### Data supplied

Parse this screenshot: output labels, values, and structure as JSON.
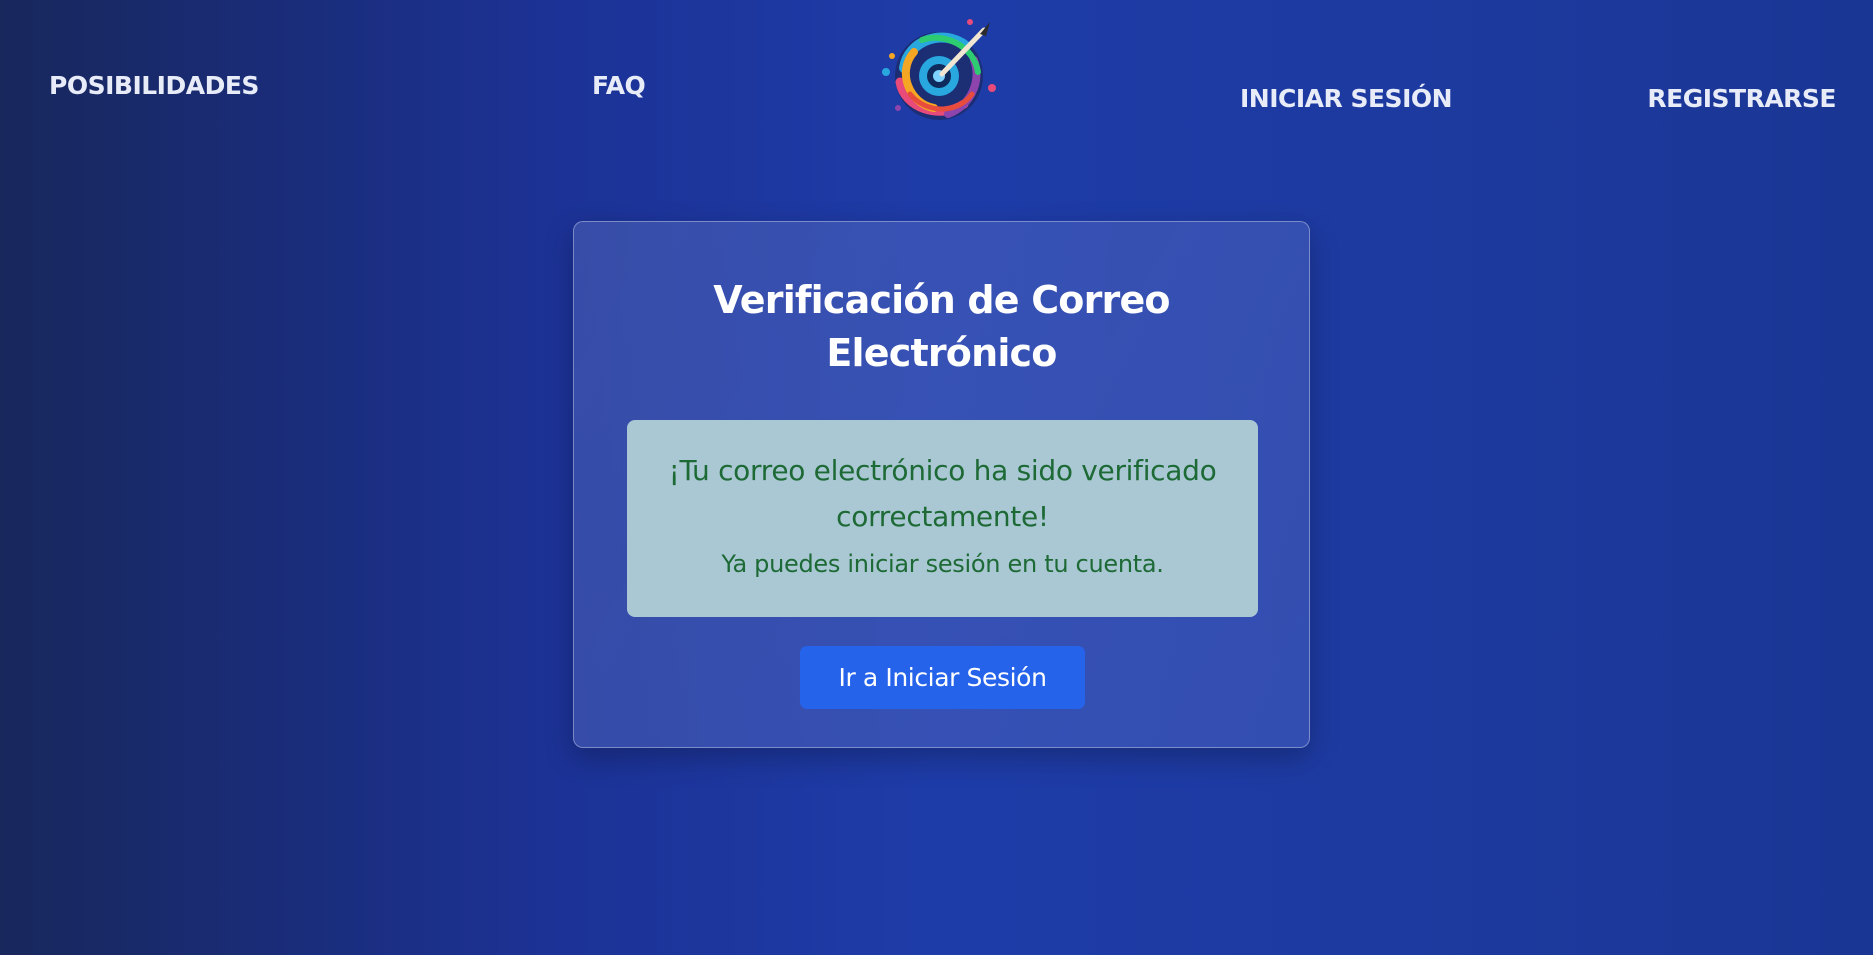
{
  "nav": {
    "possibilities": "POSIBILIDADES",
    "faq": "FAQ",
    "login": "INICIAR SESIÓN",
    "register": "REGISTRARSE"
  },
  "logo": {
    "icon": "palette-swirl-logo",
    "colors": [
      "#29a8e0",
      "#e84a7a",
      "#f5a623",
      "#8e44ad",
      "#2ecc71"
    ]
  },
  "card": {
    "title": "Verificación de Correo Electrónico",
    "alert": {
      "heading": "¡Tu correo electrónico ha sido verificado correctamente!",
      "text": "Ya puedes iniciar sesión en tu cuenta.",
      "color": "#1e6a36",
      "background": "#a9c8d3"
    },
    "button_label": "Ir a Iniciar Sesión",
    "button_color": "#2563eb"
  }
}
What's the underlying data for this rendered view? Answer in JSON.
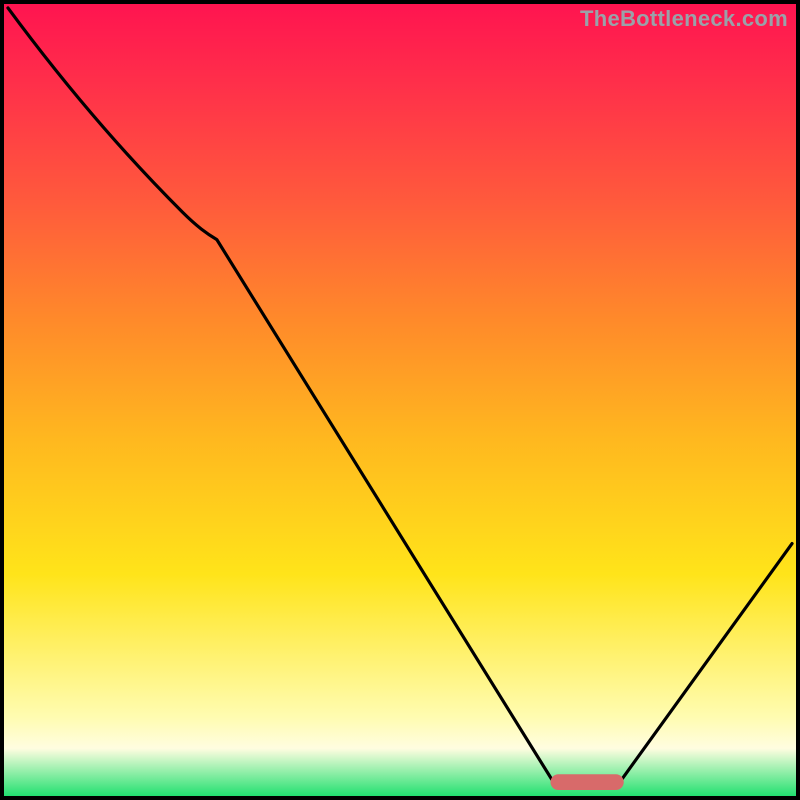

######

Transcribe the full listing character for character. Pictures are excluded.

The solution:
Parse this screenshot: output labels, values, and structure as JSON.
{
  "nav": {
    "possibilities": "POSIBILIDADES",
    "faq": "FAQ",
    "login": "INICIAR SESIÓN",
    "register": "REGISTRARSE"
  },
  "logo": {
    "icon": "palette-swirl-logo",
    "colors": [
      "#29a8e0",
      "#e84a7a",
      "#f5a623",
      "#8e44ad",
      "#2ecc71"
    ]
  },
  "card": {
    "title": "Verificación de Correo Electrónico",
    "alert": {
      "heading": "¡Tu correo electrónico ha sido verificado correctamente!",
      "text": "Ya puedes iniciar sesión en tu cuenta.",
      "color": "#1e6a36",
      "background": "#a9c8d3"
    },
    "button_label": "Ir a Iniciar Sesión",
    "button_color": "#2563eb"
  }
}
What's the underlying data for this rendered view? Answer in JSON.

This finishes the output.